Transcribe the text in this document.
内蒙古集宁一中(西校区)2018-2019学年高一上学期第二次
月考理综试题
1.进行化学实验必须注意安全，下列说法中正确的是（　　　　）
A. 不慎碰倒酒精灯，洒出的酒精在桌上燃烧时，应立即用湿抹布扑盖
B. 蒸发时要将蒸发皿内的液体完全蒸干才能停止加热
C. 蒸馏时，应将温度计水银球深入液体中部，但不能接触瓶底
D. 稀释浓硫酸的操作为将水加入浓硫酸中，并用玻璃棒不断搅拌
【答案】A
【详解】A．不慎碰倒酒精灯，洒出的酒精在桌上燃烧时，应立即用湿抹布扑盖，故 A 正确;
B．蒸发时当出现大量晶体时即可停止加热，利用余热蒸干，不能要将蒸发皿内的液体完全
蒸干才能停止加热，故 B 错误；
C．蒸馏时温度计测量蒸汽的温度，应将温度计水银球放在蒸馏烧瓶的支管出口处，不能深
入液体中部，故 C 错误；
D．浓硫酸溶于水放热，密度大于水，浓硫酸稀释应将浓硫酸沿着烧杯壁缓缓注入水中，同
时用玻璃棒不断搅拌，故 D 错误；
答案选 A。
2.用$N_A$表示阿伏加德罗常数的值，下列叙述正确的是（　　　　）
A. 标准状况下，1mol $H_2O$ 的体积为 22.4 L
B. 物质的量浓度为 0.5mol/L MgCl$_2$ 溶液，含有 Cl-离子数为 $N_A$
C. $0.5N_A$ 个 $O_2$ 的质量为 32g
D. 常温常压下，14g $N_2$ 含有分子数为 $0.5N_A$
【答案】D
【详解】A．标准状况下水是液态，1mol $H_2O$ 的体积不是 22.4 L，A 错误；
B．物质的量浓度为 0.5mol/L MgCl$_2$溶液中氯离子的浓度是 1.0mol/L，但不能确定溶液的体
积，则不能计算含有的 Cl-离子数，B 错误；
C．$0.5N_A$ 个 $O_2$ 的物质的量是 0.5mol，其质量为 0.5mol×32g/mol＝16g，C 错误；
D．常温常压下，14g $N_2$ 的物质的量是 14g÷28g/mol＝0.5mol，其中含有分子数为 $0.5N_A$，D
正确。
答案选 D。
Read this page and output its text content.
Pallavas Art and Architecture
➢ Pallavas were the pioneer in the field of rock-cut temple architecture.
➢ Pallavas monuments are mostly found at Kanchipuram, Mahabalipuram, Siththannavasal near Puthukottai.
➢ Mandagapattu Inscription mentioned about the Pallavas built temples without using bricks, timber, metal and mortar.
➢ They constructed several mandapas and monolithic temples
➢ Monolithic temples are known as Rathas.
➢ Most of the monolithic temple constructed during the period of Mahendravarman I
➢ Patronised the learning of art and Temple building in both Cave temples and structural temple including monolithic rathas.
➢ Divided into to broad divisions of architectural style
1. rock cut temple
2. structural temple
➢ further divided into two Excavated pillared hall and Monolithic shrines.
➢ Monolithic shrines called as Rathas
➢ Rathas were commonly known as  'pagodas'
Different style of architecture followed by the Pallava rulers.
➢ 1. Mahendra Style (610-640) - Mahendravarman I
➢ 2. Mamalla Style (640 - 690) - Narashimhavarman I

━━━━━━━━━━━━━━━━━━━━

Aim
Work through the listing above and report how many lines include the string "应立即用湿抹布扑盖", with no other text.

Written reply
2